- _Texto de leitura_:
⁂

O mito da beleza interior
“O mais profundo é a pele”
–Paul Valéry
Na adolescência, me orgulhava por dissociar beleza interna e beleza externa. Eu pensava que poderia ter nascido com qualquer rosto, que minha mente era uma coisa separada e que estava acoplada ao meu corpo por puro acaso. Eu mal prestava atenção à minha corporalidade e, por efeito, olhava os outros como tendo um corpo, não como sendo um corpo. Eu não me sentia um corpo e por isso buscava abstrações e sentimentos etéreos nos outros. “Beleza interior” era um tema recorrente, principalmente nas minhas tentativas de conquista. Nada melhor do que valorizar a beleza interior diante de uma menina absurdamente linda, não é mesmo?
Depois de muito tempo, paralelamente ao meu retorno ao corpo por meio da polirritmia, um insight veio à tona: beleza é sempre exterior. Não, eu não poderia ter outra face, outra voz ou outro jeito de andar. À medida que mudo, minha voz muda, meus traços se alteram, meus trejeitos manifestam minha mente. Experimente olhar para qualquer pessoa e perguntar: “Ela poderia ter outra voz que não essa? Outra cara que não essa?”. Quanto mais conhecemos alguém, mais respondemos com um objetivo “Não”.
Ainda que a beleza provenha de qualidades subjetivas, tal interior não só é exterior a nós como se exterioza no corpo do outro em gestos, palavras, faces e olhares. Dada uma certa configuração cognitiva e emocional (um mundo interior), não é qualquer corpo que vai surgir. É como se não houvesse sequer uma união entre corpo e mente, como se de fato nunca tivesse existido separação alguma. Um só ser que se expressa e com o qual nos relacionamos em diferentes linguagens: sons da voz, redes de pensamentos, fluxos emocionais, toques da pele, luminescências da imagem. Corpo e mente não são duas substâncias e tampouco uma. Não dois, não um.
Eis a razão para a completa integração dos cinco sentidos, como se eles fossem um só órgão perceptivo que usasse várias membranas para captar diferentes camadas de estímulos e vibrações: ouvido para som, olhos para luz e assim por diante. O filósofo Maurice Merleau-Ponty, que estudou detalhadamente o fênomeno da percepção, afirmou: “Nenhuma experiência humana se limita a um dos cinco sentidos. Os sentidos se decifram uns aos outros”.

⁂

- _Atividades propostas_:
1 – Liste todas as linguagens pelas quais, segundo o texto de leitura, nos relacionamos com o ser que se expressa.
2 – Reproduza as entradas trocando "visible components" por "visible elements" e mantendo todo o resto sem alteração.
As entradas não têm relação com o texto de leitura.

- _Material do exercício_:
⁂

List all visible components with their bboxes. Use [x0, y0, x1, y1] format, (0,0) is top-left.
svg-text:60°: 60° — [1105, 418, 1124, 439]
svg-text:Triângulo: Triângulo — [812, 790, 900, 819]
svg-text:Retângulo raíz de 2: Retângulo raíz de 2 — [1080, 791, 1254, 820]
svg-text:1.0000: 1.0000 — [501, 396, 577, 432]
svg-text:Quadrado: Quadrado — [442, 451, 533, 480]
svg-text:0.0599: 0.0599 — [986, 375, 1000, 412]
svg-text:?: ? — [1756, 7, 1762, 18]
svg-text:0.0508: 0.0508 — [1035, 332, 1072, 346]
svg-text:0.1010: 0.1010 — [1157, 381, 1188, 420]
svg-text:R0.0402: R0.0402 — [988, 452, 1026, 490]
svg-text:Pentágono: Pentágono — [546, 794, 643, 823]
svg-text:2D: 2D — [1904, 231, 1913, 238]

⁂

- _Respostas_:
1 – sons da voz, redes de pensamentos, fluxos emocionais, toques da pele, luminescências da imagem

2 –
List all visible elements with their bboxes. Use [x0, y0, x1, y1] format, (0,0) is top-left.
svg-text:60°: 60° — [1105, 418, 1124, 439]
svg-text:Triângulo: Triângulo — [812, 790, 900, 819]
svg-text:Retângulo raíz de 2: Retângulo raíz de 2 — [1080, 791, 1254, 820]
svg-text:1.0000: 1.0000 — [501, 396, 577, 432]
svg-text:Quadrado: Quadrado — [442, 451, 533, 480]
svg-text:0.0599: 0.0599 — [986, 375, 1000, 412]
svg-text:?: ? — [1756, 7, 1762, 18]
svg-text:0.0508: 0.0508 — [1035, 332, 1072, 346]
svg-text:0.1010: 0.1010 — [1157, 381, 1188, 420]
svg-text:R0.0402: R0.0402 — [988, 452, 1026, 490]
svg-text:Pentágono: Pentágono — [546, 794, 643, 823]
svg-text:2D: 2D — [1904, 231, 1913, 238]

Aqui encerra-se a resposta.